◆ GIVEN DATA ◆
== == ==
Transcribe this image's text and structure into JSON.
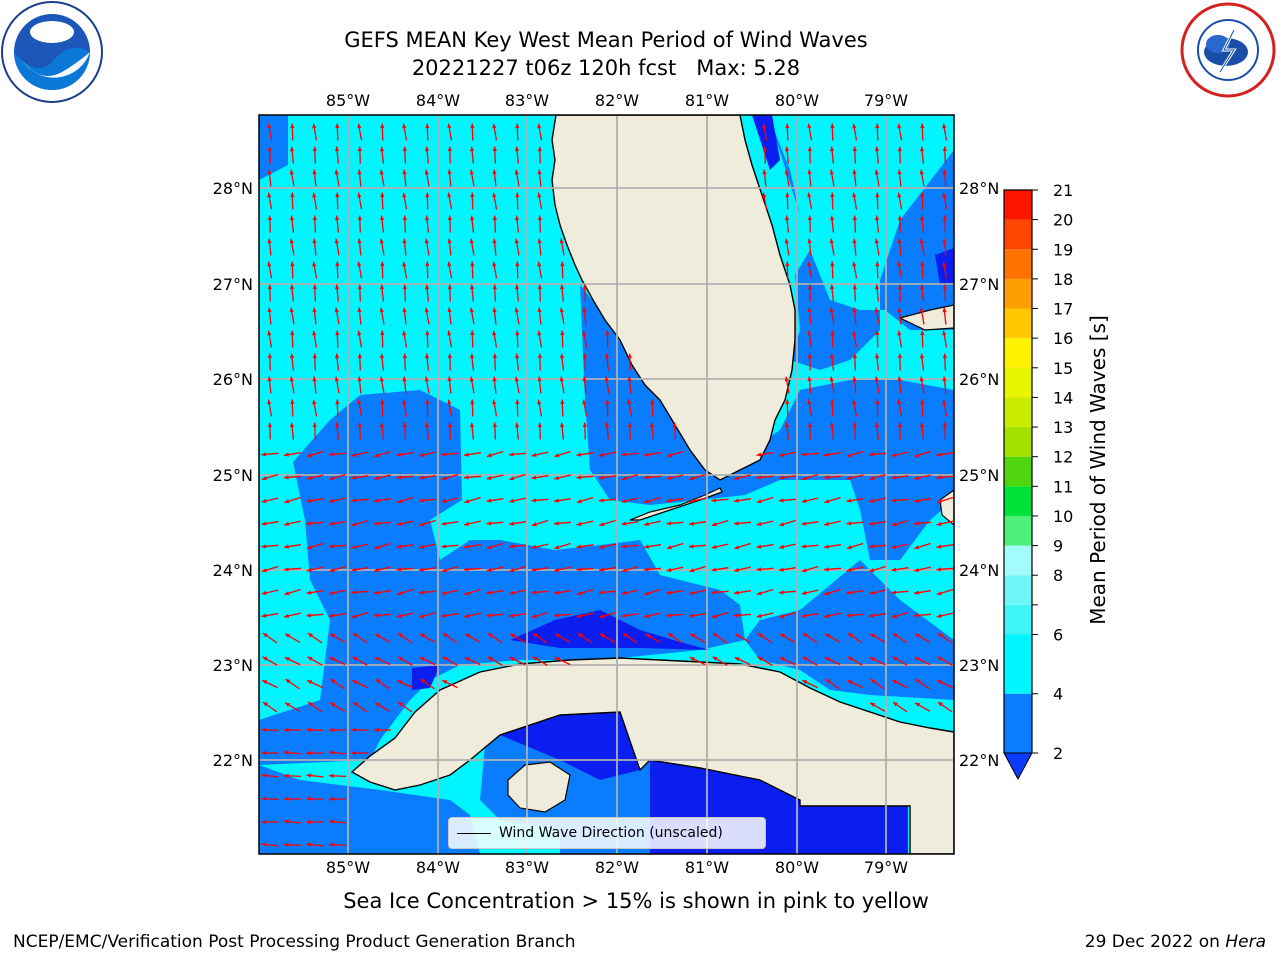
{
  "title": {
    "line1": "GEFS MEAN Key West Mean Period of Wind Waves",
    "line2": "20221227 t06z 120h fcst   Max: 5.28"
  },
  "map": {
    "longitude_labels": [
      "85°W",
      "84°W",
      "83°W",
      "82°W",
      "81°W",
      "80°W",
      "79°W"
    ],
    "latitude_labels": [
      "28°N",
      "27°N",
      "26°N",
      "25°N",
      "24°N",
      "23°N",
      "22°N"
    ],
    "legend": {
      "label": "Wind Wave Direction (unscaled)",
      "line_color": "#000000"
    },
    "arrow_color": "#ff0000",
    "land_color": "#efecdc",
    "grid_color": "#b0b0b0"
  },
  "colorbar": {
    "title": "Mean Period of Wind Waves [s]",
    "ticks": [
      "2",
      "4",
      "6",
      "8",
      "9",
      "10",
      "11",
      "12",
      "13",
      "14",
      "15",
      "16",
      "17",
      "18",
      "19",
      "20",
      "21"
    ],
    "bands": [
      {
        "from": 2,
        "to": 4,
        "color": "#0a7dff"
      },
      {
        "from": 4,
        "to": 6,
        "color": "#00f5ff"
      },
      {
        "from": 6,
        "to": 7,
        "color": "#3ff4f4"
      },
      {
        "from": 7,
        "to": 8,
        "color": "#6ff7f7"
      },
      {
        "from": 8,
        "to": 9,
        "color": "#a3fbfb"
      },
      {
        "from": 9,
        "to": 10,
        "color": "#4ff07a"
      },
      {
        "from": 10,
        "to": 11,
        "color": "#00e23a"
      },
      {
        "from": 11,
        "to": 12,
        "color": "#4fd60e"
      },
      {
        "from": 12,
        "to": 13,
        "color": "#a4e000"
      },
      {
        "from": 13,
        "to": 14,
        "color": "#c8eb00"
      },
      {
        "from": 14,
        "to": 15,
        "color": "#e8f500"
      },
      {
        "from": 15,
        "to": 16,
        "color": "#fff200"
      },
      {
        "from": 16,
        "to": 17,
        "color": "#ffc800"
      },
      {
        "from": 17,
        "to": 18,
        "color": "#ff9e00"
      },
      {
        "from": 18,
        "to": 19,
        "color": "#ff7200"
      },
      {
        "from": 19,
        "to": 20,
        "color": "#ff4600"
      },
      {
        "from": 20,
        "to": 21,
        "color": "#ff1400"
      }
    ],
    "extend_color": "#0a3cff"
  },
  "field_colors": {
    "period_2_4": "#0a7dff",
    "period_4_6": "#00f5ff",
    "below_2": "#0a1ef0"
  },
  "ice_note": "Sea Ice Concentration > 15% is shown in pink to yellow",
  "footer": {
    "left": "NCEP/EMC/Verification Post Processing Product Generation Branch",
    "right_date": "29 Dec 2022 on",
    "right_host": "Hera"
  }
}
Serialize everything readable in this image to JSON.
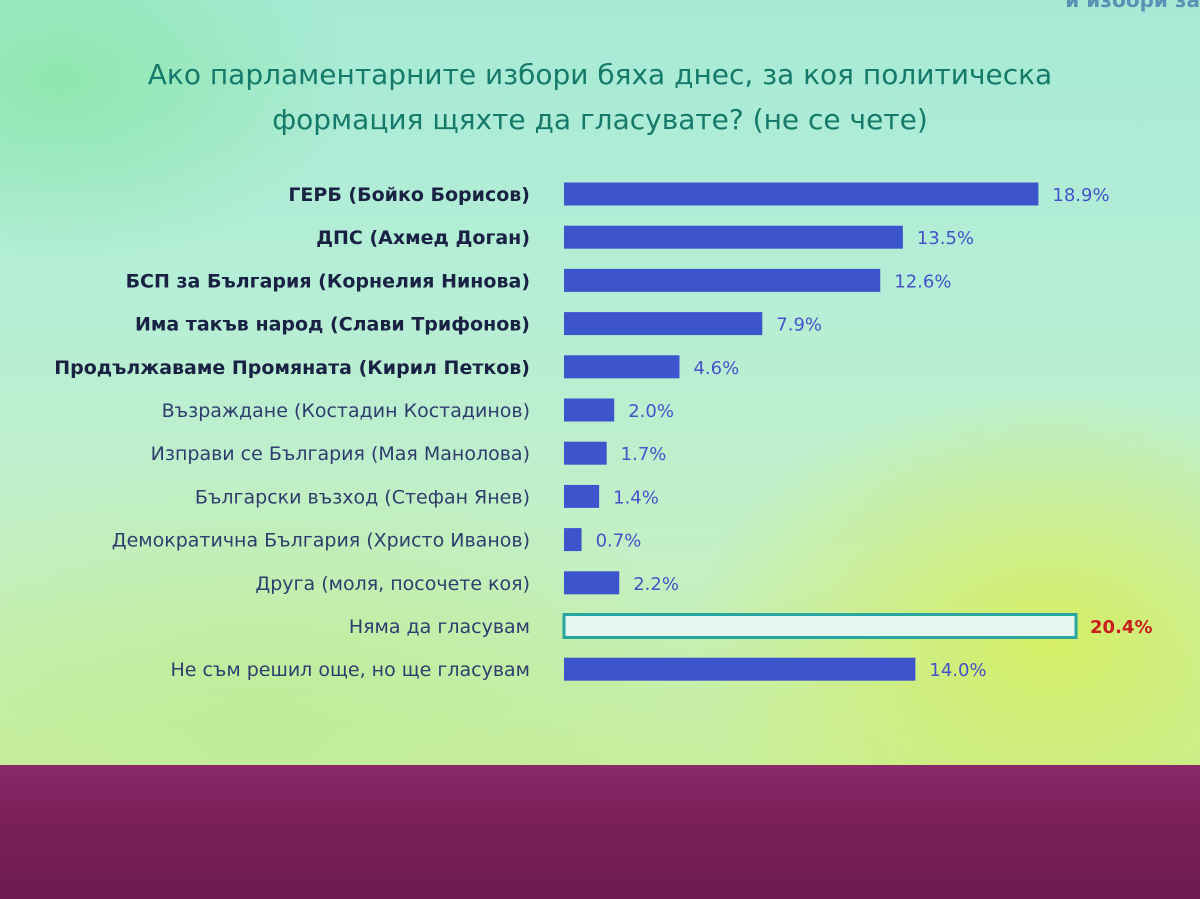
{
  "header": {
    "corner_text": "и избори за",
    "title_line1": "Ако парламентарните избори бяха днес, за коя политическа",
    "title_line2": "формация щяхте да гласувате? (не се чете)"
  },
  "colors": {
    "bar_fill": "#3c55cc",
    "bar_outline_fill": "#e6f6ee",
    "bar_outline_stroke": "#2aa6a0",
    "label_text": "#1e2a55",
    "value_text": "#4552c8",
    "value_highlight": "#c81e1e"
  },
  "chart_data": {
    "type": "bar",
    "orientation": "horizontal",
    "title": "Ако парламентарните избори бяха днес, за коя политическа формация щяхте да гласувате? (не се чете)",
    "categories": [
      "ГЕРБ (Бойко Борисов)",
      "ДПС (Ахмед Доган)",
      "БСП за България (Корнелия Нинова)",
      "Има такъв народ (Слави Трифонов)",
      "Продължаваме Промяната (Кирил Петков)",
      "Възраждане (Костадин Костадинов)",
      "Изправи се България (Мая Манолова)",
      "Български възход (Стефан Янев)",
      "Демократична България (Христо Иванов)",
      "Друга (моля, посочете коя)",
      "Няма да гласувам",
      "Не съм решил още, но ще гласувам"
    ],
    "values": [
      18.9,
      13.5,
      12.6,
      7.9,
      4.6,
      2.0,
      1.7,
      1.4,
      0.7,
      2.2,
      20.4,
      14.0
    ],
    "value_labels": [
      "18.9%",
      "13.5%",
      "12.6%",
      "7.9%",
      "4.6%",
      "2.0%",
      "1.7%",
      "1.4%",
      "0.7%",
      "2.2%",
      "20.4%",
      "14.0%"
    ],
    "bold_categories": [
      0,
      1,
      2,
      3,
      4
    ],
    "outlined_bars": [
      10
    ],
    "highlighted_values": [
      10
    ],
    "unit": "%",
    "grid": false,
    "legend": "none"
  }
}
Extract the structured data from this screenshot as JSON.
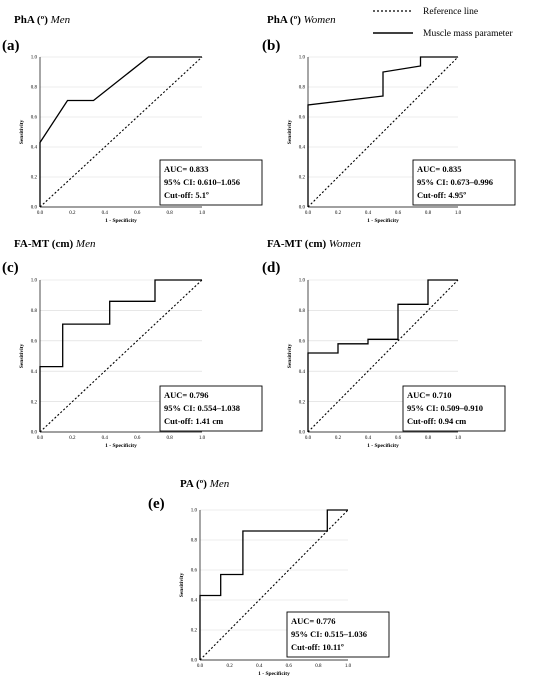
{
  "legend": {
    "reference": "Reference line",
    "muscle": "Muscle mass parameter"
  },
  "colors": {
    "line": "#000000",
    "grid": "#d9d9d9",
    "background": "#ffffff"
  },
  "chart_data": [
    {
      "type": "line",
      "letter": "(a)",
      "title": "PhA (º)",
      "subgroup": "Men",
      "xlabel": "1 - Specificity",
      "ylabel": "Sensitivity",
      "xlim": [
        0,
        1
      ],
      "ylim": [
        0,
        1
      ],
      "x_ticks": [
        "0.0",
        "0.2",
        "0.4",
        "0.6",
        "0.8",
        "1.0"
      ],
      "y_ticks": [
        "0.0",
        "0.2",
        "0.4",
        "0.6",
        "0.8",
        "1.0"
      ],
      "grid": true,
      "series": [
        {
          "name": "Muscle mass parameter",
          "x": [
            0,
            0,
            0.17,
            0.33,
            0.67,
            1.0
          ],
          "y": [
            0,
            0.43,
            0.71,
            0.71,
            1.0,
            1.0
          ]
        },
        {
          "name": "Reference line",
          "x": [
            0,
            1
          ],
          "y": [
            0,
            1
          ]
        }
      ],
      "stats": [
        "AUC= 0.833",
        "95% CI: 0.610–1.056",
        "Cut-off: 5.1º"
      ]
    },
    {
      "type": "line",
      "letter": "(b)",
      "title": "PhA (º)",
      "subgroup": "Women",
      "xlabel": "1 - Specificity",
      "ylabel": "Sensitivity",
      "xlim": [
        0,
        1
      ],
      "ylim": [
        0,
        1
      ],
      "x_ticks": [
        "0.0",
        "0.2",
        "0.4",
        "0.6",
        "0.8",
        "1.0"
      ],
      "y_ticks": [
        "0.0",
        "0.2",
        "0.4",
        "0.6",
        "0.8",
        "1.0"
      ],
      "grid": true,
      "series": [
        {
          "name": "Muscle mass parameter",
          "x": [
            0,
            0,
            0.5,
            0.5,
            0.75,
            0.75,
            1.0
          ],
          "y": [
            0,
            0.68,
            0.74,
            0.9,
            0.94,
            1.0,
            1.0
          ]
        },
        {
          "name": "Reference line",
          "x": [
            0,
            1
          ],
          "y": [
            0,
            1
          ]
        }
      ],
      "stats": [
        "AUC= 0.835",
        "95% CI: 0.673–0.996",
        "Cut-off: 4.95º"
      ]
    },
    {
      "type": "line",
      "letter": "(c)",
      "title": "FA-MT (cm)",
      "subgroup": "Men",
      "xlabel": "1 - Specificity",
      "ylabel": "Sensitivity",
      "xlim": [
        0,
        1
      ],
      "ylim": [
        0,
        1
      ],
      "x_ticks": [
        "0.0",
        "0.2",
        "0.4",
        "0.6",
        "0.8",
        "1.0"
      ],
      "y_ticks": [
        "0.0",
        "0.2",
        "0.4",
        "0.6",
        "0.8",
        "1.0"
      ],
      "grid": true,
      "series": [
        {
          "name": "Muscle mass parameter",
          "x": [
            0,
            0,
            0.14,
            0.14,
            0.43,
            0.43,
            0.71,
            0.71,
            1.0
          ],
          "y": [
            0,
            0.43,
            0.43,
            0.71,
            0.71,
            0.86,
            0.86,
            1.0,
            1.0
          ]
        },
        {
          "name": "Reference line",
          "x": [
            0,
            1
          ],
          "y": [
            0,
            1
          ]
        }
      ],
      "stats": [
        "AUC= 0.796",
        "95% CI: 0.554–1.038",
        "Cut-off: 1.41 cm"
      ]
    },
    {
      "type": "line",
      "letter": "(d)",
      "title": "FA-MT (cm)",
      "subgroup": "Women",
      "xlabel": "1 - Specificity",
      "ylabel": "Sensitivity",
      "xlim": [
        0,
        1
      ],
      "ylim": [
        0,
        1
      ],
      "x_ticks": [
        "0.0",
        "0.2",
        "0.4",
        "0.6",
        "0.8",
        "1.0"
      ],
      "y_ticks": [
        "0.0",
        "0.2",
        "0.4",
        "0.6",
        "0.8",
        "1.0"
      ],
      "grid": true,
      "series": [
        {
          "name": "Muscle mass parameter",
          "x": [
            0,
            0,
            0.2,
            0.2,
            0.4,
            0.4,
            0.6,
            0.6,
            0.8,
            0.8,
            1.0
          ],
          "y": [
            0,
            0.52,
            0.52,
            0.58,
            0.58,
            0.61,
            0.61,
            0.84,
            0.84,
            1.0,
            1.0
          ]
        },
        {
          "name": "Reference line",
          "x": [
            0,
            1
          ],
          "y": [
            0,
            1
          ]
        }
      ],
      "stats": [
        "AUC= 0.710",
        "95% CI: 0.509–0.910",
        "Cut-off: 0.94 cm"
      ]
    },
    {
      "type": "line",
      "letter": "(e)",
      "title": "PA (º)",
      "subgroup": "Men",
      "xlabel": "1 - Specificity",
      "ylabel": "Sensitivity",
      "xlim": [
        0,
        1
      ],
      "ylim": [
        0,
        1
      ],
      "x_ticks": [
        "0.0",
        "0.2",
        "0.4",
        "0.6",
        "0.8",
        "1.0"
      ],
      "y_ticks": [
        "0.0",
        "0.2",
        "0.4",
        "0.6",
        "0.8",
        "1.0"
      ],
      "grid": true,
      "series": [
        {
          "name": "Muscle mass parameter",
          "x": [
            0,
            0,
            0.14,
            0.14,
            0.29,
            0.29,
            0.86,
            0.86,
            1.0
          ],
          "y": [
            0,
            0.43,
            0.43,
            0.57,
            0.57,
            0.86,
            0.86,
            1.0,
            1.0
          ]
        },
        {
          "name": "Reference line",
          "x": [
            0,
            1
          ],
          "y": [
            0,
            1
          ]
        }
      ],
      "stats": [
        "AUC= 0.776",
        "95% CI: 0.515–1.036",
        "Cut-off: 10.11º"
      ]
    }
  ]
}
== == ==
In the entries above, count each line holding "this" and report the total and nothing more.

◆ THE COMPLETED TASK ◆
3